■ WHAT YOU NEED TO DO ■
a: Based on the tank-building thread, say whether each statement agrees with it, answering yes or no and quoting the words that decide it: (i) tenaj-6 intends to make the tank entirely of glass; (ii) the glass tenaj-6 has cut is 1/4" thick; (iii) lohachata describes the 350 gallon tank as a freshwater tank.
b: Write out the tank-building thread from "## lohachata (Jan" to "dimensions as follows.", keeping every word and mark unchanged.

■ SOURCE PASSAGE ■
──────

# making my own tank.



## tenaj-6 (Jun 25, 2008)

So far ive cut my glass. Im gonna get the glue tomorrow. its gonna be a 50 gallon long tank. ill post pics and instructions as i go along.


----------



## k-dawg- (Feb 2, 2006)

cool, I've always wanted to build my own tank, will be following


----------



## Guest (Jul 3, 2008)

good luck.

Do you have plans for it? as far as biuilding? Are you going to get rims for it?

Don't forget to post pics.


----------



## lohachata (Jan 27, 2006)

i have made a lot of tanks over the years.from 2 gallons to 350 gallons.for bigger tanks i use only 1 piece of glass.the rest of the tank is plywood.my first big tank i bought used from a guy that had it for 5 years.it was a 120 gallon..2' x 2' x 4'.........i had it for over 10 years and sold it to a friend who had it for another 10 years.the 240 that i sold when i got divorced in 85;and the 350 i built for a friend are still in operation..and the 350 is a saltwater tank.you can build a 120 gallon tank with 1 piece of 1/4" glass... 1 sheet of 4' x 8' x 3/4" B/C exterior grade plywood...1 8 foot 2 x 4....1 tube of silicone sealer and 1 qt. or so of a good epoxy paint and a bunch of wood screws.


----------



## tenaj-6 (Jun 25, 2008)

in gonna make it all glass. got it free.
dimensions as follows.
1 metre long (39")
40cm width (16")
40cm high (16")
The glass is 10mm (3/8") thick.
so far the glass is just cut to shape. ill post pics tomorrow wen i start to build.
any tips will be greatly appreciated


----------



## k-dawg- (Feb 2, 2006)

lohachata said:


> i have made a lot of tanks over the years.from 2 gallons to 350 gallons.for bigger tanks i use only 1 piece of glass.the rest of the tank is plywood.my first big tank i bought used from a guy that had it for 5 years.it was a 120 gallon..2' x 2' x 4'.........i had it for over 10 years and sold it to a friend who had it for another 10 years.the 240 that i sold when i got divorced in 85;and the 350 i built for a friend are still in operation..and the 350 is a saltwater tank.you can build a 120 gallon tank with 1 piece of 1/4" glass... 1 sheet of 4' x 8' x 3/4" B/C exterior grade plywood...1 8 foot 2 x 4....1 tube of silicone sealer and 1 qt. or so of a good epoxy paint and a bunch of wood screws.

──────

[Layout annotation data]
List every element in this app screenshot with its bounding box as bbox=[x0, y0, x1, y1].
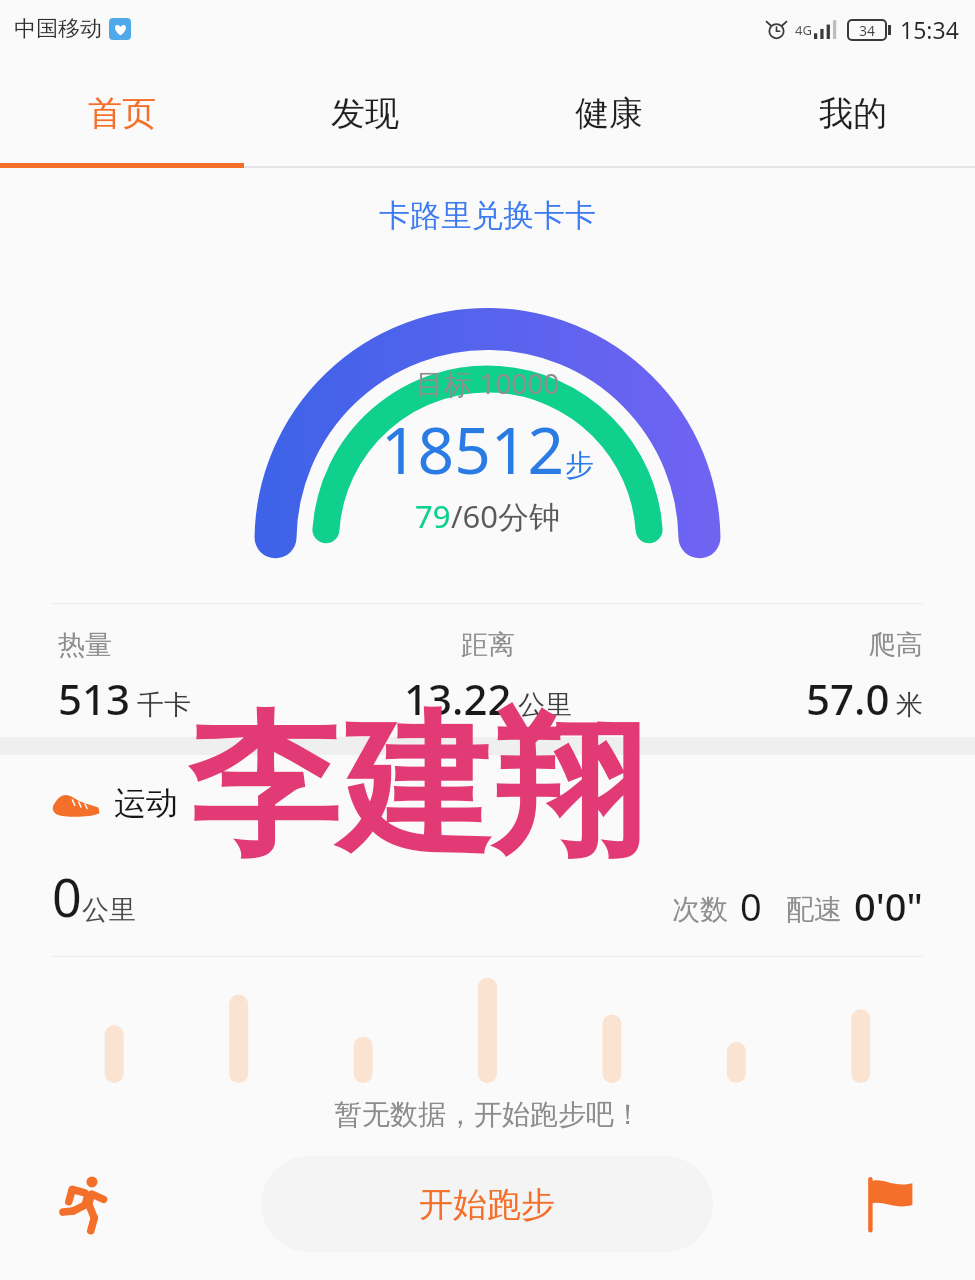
staticText: 距离 bbox=[461, 628, 515, 662]
staticText: 配速 bbox=[786, 892, 842, 927]
staticText: 公里 bbox=[82, 893, 136, 927]
button[interactable]: 距离 bbox=[325, 628, 650, 727]
button[interactable]: Running activity bbox=[42, 1161, 128, 1247]
button[interactable]: Set goal flag bbox=[847, 1161, 933, 1247]
staticText: 爬高 bbox=[869, 628, 923, 662]
staticText: 0 bbox=[740, 880, 762, 932]
staticText: 热量 bbox=[58, 628, 112, 662]
staticText: 发现 bbox=[331, 92, 399, 135]
staticText: 79 bbox=[415, 495, 451, 537]
staticText: 4G bbox=[795, 21, 812, 39]
staticText: 34 bbox=[859, 21, 876, 39]
button[interactable]: 开始跑步 bbox=[261, 1156, 713, 1252]
staticText: 公里 bbox=[518, 688, 572, 722]
button[interactable]: 发现 bbox=[243, 58, 487, 168]
staticText: 13.22 bbox=[404, 670, 512, 727]
staticText: 千卡 bbox=[137, 688, 191, 722]
staticText: 513 bbox=[58, 670, 131, 727]
staticText: 健康 bbox=[575, 92, 643, 135]
staticText: 0'0" bbox=[854, 880, 923, 932]
staticText: 我的 bbox=[819, 92, 887, 135]
button[interactable]: 首页 bbox=[0, 58, 243, 168]
staticText: 中国移动 bbox=[14, 15, 102, 43]
staticText: /60分钟 bbox=[451, 495, 560, 537]
staticText: 目标 10000 bbox=[416, 364, 560, 402]
staticText: 次数 bbox=[672, 892, 728, 927]
button[interactable]: 爬高 bbox=[650, 628, 975, 727]
button[interactable]: 我的 bbox=[731, 58, 975, 168]
staticText: 开始跑步 bbox=[419, 1183, 555, 1226]
button[interactable]: 卡路里兑换卡卡 bbox=[379, 196, 596, 235]
staticText: 米 bbox=[896, 688, 923, 722]
button[interactable]: 健康 bbox=[487, 58, 731, 168]
staticText: 暂无数据，开始跑步吧！ bbox=[334, 1097, 642, 1132]
staticText: 18512 bbox=[381, 406, 565, 493]
staticText: 57.0 bbox=[806, 670, 890, 727]
button[interactable]: 运动 bbox=[52, 783, 178, 823]
staticText: 15:34 bbox=[900, 14, 959, 45]
button[interactable]: 热量 bbox=[0, 628, 325, 727]
staticText: 步 bbox=[565, 447, 594, 484]
staticText: 0 bbox=[52, 861, 82, 932]
staticText: 运动 bbox=[114, 783, 178, 823]
staticText: 卡路里兑换卡卡 bbox=[379, 196, 596, 235]
staticText: 首页 bbox=[88, 92, 156, 135]
staticText: 李建翔 bbox=[188, 692, 644, 883]
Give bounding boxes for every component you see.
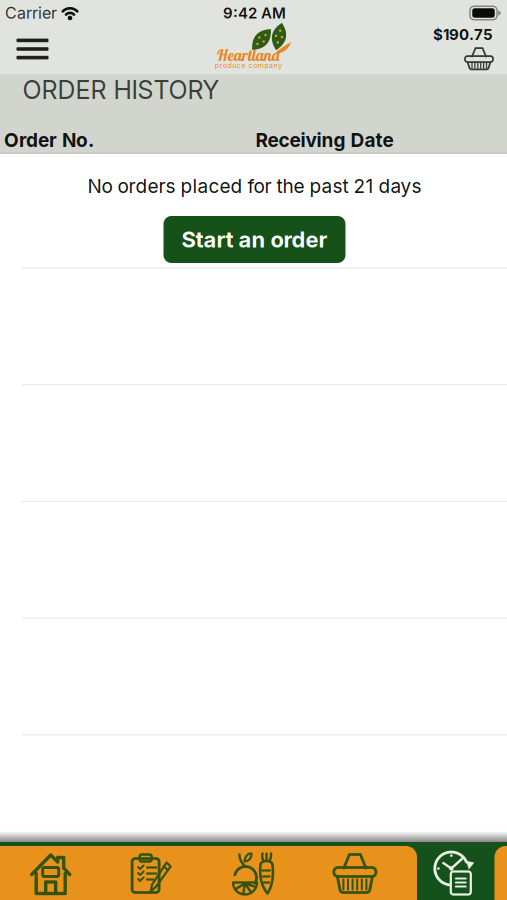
button[interactable]: Menu	[6, 28, 58, 70]
button[interactable]: Produce	[226, 846, 280, 900]
staticText: Heartland	[217, 45, 280, 65]
staticText: No orders placed for the past 21 days	[88, 174, 422, 198]
staticText: Receiving Date	[256, 128, 394, 152]
button[interactable]: Start an order	[164, 216, 346, 263]
button[interactable]: Cart	[433, 25, 493, 70]
staticText: produce company	[215, 61, 282, 70]
staticText: ORDER HISTORY	[22, 75, 220, 105]
staticText: 9:42 AM	[223, 4, 286, 22]
staticText: Carrier	[5, 3, 57, 23]
staticText: Order No.	[4, 128, 94, 152]
button[interactable]: Home	[25, 846, 77, 900]
button[interactable]: Basket	[329, 847, 381, 900]
button[interactable]: Order Guide	[126, 846, 178, 900]
staticText: Start an order	[182, 226, 328, 253]
button[interactable]: Order History	[430, 845, 482, 899]
staticText: $190.75	[433, 25, 493, 44]
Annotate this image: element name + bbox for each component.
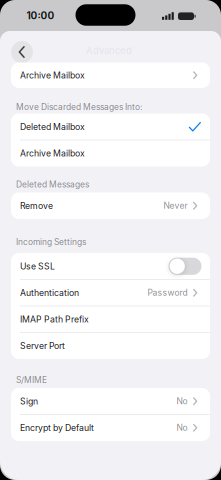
button[interactable]: Server Port (11, 332, 210, 359)
staticText: No (176, 423, 188, 433)
button[interactable]: Back (11, 41, 33, 63)
staticText: S/MIME (16, 375, 47, 385)
staticText: Use SSL (20, 261, 55, 272)
staticText: Advanced (86, 45, 132, 56)
button[interactable]: Archive Mailbox (11, 62, 210, 88)
button[interactable]: Deleted Mailbox (11, 114, 210, 140)
staticText: IMAP Path Prefix (20, 314, 89, 324)
staticText: Encrypt by Default (20, 422, 94, 433)
staticText: Sign (20, 396, 38, 406)
staticText: Archive Mailbox (20, 148, 85, 158)
staticText: Move Discarded Messages Into: (16, 102, 142, 112)
button[interactable]: Encrypt by Default (11, 414, 210, 441)
staticText: 10:00 (26, 10, 54, 22)
button[interactable]: Use SSL (11, 253, 210, 280)
button[interactable]: Remove (11, 192, 210, 219)
button[interactable]: IMAP Path Prefix (11, 306, 210, 332)
staticText: Deleted Mailbox (20, 122, 85, 132)
staticText: Authentication (20, 288, 79, 298)
staticText: Never (164, 201, 188, 211)
staticText: Incoming Settings (16, 237, 86, 247)
staticText: No (176, 396, 188, 406)
button[interactable]: Sign (11, 388, 210, 414)
staticText: Remove (20, 200, 53, 211)
staticText: Server Port (20, 340, 65, 351)
staticText: Password (148, 288, 188, 298)
staticText: Deleted Messages (16, 179, 89, 190)
staticText: Archive Mailbox (20, 70, 85, 80)
button[interactable]: Archive Mailbox (11, 140, 210, 166)
button[interactable]: Authentication (11, 280, 210, 306)
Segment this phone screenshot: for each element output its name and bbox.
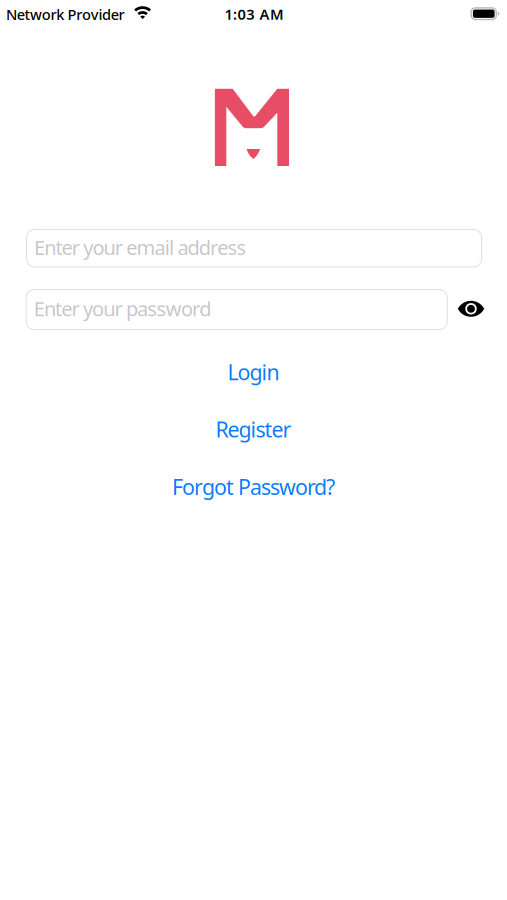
button[interactable]: Enter your password <box>26 289 448 330</box>
staticText: Network Provider <box>6 4 124 24</box>
staticText: Register <box>216 415 292 443</box>
button[interactable]: Enter your email address <box>26 229 482 267</box>
button[interactable]: Login <box>228 358 280 386</box>
staticText: Enter your password <box>34 295 211 322</box>
staticText: 1:03 AM <box>224 4 284 24</box>
staticText: Login <box>228 358 280 386</box>
button[interactable]: Register <box>216 415 292 443</box>
button[interactable]: Forgot Password? <box>172 472 335 501</box>
staticText: Forgot Password? <box>172 472 335 501</box>
button[interactable]: Show password <box>454 294 488 324</box>
staticText: Enter your email address <box>34 234 247 260</box>
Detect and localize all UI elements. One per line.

──────

■ COMPLETED EXERCISE ■
a:
(i) Yes: "in gonna make it all glass."
(ii) No: "The glass is 10mm (3/8") thick."
(iii) No: "the 350 is a saltwater tank"

b:
## lohachata (Jan 27, 2006)

i have made a lot of tanks over the years.from 2 gallons to 350 gallons.for bigger tanks i use only 1 piece of glass.the rest of the tank is plywood.my first big tank i bought used from a guy that had it for 5 years.it was a 120 gallon..2' x 2' x 4'.........i had it for over 10 years and sold it to a friend who had it for another 10 years.the 240 that i sold when i got divorced in 85;and the 350 i built for a friend are still in operation..and the 350 is a saltwater tank.you can build a 120 gallon tank with 1 piece of 1/4" glass... 1 sheet of 4' x 8' x 3/4" B/C exterior grade plywood...1 8 foot 2 x 4....1 tube of silicone sealer and 1 qt. or so of a good epoxy paint and a bunch of wood screws.


----------



## tenaj-6 (Jun 25, 2008)

in gonna make it all glass. got it free.
dimensions as follows.